#### GIVEN PROBLEM
Reproduce the listing below without any change.

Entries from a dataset
<<<<

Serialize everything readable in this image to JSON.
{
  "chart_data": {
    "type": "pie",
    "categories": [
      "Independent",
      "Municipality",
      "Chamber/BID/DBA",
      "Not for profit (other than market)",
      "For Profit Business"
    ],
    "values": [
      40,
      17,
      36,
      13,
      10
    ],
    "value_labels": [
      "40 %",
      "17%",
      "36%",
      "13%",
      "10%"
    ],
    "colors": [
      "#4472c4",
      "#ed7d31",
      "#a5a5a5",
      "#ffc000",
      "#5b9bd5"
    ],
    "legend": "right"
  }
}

>>>>

#### WRITTEN REPLY
Serialize everything readable in this image to JSON.
{
  "chart_data": {
    "type": "pie",
    "categories": [
      "Independent",
      "Municipality",
      "Chamber/BID/DBA",
      "Not for profit (other than market)",
      "For Profit Business"
    ],
    "values": [
      40,
      17,
      36,
      13,
      10
    ],
    "value_labels": [
      "40 %",
      "17%",
      "36%",
      "13%",
      "10%"
    ],
    "colors": [
      "#4472c4",
      "#ed7d31",
      "#a5a5a5",
      "#ffc000",
      "#5b9bd5"
    ],
    "legend": "right"
  }
}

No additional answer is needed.